* Entries taken from a collection:
<<<<
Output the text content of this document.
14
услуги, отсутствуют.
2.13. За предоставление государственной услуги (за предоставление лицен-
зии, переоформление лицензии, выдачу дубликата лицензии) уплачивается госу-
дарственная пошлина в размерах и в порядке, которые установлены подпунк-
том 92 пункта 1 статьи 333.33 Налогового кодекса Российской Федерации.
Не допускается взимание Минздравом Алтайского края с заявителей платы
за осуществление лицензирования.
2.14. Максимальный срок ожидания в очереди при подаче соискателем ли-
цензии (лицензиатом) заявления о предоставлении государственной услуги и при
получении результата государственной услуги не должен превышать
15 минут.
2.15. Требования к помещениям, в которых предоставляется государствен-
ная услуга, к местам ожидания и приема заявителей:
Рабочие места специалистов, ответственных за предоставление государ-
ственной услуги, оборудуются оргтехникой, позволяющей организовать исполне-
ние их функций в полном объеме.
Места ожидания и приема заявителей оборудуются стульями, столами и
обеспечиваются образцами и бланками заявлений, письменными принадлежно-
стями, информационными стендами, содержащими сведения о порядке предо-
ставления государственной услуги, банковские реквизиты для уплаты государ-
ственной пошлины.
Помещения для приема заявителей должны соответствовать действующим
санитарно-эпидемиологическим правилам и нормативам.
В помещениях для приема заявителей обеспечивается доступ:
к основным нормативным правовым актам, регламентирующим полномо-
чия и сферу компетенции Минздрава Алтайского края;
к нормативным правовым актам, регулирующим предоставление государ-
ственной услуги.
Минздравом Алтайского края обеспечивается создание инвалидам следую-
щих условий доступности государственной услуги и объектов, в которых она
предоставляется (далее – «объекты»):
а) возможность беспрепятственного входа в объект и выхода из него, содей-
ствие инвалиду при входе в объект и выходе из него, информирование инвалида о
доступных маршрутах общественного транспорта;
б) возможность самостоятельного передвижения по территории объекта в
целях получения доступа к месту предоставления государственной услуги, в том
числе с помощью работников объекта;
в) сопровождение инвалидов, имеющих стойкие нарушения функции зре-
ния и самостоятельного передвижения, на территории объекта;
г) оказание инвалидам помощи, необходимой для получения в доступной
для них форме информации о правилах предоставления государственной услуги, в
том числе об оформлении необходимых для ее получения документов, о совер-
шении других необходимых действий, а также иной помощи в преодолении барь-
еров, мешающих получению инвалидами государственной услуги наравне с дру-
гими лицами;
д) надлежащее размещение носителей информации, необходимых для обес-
>>>>
* What to produce:
In the listing above, locate each line with "обеспечивается" and copy it.

* Answer to the task:
В помещениях для приема заявителей обеспечивается доступ:
Минздравом Алтайского края обеспечивается создание инвалидам следую-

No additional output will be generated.